● EXERCISE AIM:
List all lines of the data that include the string "części".

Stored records
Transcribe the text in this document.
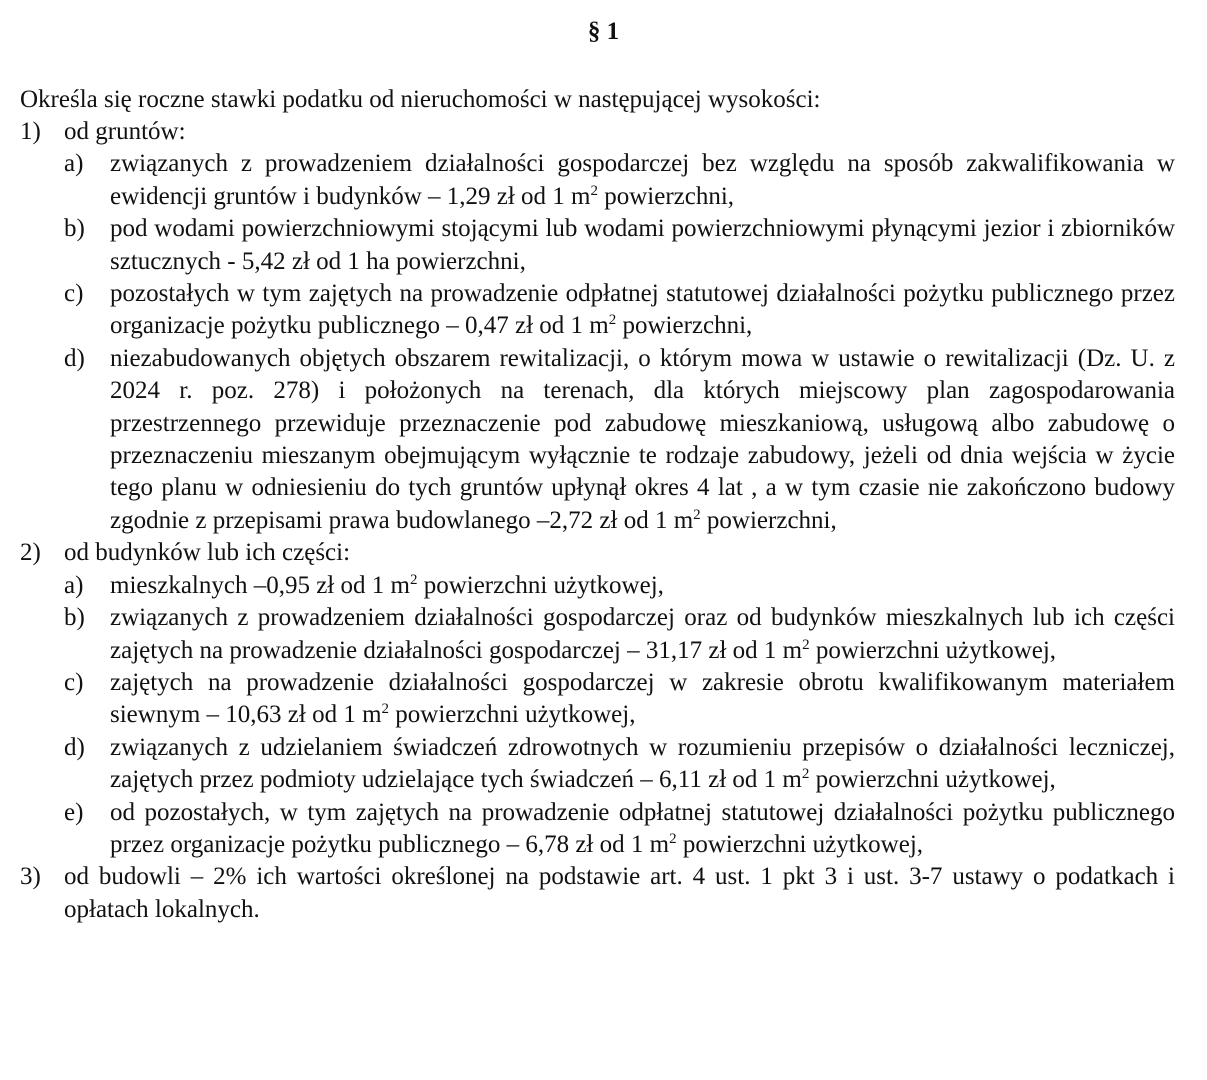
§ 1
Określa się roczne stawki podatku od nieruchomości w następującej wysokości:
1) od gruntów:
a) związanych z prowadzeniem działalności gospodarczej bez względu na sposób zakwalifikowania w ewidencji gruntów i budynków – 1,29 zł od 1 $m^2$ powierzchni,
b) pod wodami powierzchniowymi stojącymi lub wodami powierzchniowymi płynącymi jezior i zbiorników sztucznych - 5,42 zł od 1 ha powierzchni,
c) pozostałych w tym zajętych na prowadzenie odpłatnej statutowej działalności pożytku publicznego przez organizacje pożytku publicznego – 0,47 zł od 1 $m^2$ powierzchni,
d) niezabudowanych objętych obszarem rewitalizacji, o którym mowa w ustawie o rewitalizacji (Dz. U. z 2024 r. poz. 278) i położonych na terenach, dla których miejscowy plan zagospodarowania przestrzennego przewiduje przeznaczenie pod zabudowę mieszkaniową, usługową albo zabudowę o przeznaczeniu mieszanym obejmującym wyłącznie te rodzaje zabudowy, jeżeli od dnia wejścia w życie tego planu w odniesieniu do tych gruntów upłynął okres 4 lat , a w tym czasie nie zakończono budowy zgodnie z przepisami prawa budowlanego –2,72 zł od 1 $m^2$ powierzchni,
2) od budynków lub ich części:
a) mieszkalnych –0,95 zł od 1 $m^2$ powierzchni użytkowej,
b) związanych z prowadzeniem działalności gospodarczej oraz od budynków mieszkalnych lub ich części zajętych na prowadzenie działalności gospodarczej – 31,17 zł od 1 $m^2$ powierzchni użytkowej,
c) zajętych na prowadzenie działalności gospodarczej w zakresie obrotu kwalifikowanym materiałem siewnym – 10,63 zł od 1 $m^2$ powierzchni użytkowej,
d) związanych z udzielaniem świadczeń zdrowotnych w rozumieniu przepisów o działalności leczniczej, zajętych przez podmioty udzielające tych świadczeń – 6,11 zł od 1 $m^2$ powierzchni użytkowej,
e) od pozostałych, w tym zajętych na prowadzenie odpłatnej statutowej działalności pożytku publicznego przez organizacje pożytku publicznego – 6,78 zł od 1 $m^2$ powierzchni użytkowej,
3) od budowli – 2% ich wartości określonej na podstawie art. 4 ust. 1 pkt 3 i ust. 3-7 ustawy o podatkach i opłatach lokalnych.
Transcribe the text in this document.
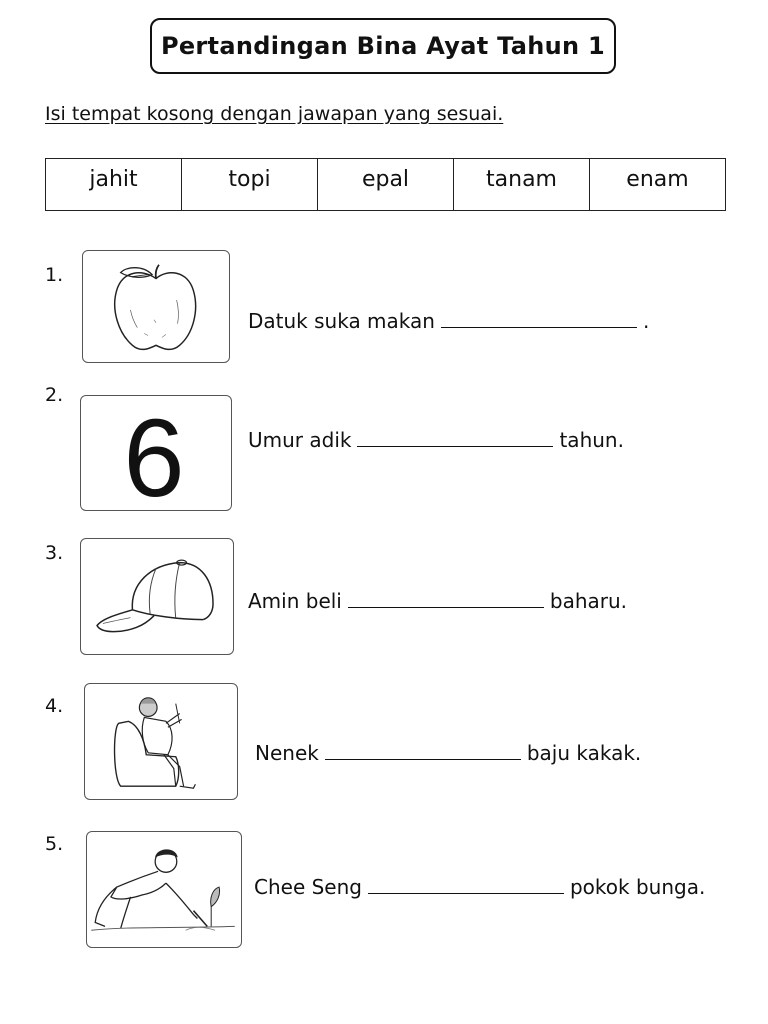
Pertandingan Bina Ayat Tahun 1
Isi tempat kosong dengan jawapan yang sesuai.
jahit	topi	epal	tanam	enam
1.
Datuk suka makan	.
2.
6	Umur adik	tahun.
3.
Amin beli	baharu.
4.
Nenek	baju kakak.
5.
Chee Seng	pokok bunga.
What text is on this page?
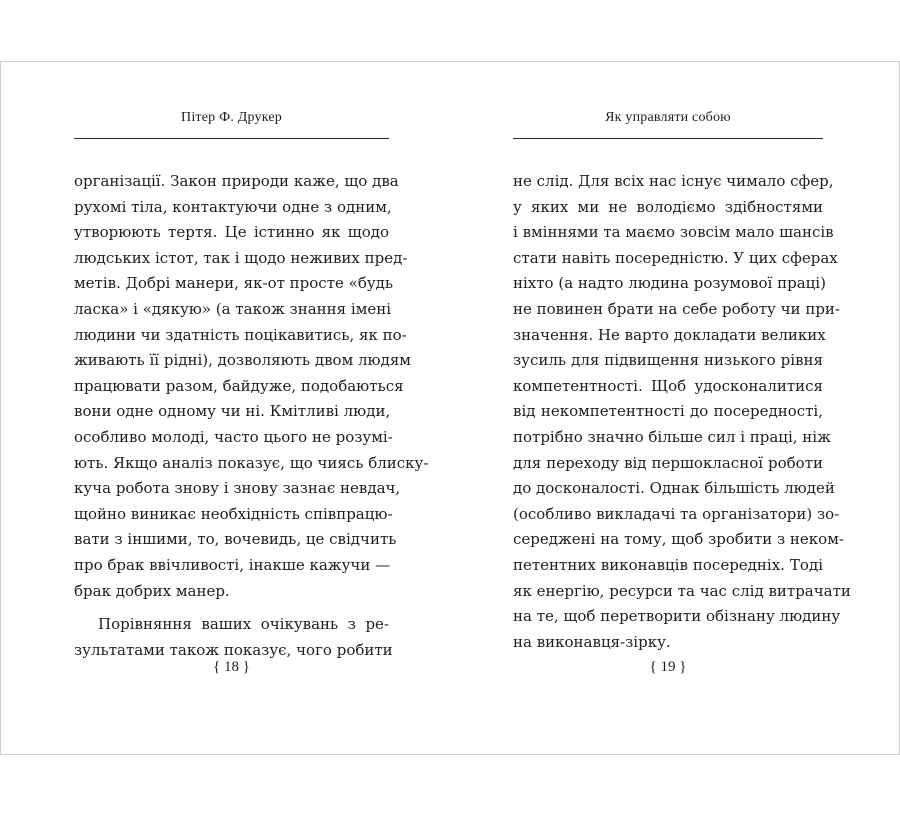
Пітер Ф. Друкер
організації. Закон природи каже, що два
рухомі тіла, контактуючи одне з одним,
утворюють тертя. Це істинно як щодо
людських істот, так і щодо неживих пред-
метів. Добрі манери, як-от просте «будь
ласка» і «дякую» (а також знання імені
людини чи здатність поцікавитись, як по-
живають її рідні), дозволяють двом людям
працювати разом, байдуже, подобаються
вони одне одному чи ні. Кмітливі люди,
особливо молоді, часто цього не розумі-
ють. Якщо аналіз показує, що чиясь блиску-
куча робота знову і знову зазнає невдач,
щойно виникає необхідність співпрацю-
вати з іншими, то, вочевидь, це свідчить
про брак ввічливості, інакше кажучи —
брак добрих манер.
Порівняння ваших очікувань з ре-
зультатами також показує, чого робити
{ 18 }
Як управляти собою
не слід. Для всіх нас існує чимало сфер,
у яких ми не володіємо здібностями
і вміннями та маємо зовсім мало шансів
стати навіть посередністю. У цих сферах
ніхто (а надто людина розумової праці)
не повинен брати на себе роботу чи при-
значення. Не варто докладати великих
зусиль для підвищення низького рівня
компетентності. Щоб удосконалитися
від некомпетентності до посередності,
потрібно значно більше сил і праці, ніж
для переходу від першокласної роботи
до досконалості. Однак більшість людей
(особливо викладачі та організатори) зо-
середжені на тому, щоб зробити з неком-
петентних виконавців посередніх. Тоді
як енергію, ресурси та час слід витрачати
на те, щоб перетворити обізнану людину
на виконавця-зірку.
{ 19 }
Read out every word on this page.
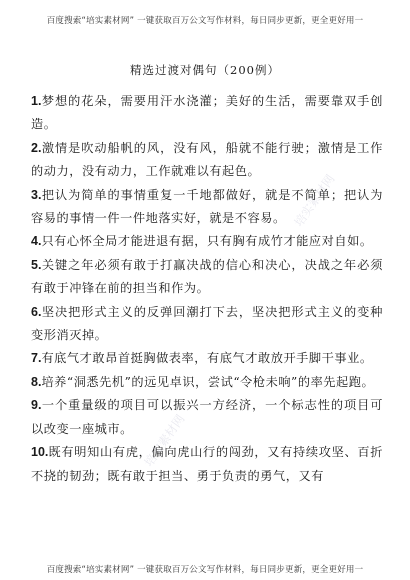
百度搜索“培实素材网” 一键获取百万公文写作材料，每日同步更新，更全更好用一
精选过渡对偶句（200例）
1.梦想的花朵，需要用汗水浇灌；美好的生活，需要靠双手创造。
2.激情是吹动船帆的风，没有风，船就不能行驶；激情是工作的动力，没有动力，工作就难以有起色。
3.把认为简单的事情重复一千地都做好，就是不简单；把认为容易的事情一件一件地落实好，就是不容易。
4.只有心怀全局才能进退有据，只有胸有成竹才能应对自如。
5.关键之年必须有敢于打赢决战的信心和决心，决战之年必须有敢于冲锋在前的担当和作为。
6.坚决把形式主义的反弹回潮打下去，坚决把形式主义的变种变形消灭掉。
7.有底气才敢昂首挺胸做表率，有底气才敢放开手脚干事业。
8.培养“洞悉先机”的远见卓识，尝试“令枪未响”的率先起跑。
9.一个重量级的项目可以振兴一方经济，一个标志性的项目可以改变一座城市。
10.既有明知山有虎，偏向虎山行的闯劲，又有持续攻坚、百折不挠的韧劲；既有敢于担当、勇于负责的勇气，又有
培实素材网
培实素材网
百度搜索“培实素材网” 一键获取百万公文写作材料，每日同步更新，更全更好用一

● EXERCISE SOLUTION:
2) od budynków lub ich części:
b) związanych z prowadzeniem działalności gospodarczej oraz od budynków mieszkalnych lub ich części zajętych na prowadzenie działalności gospodarczej – 31,17 zł od 1 $m^2$ powierzchni użytkowej,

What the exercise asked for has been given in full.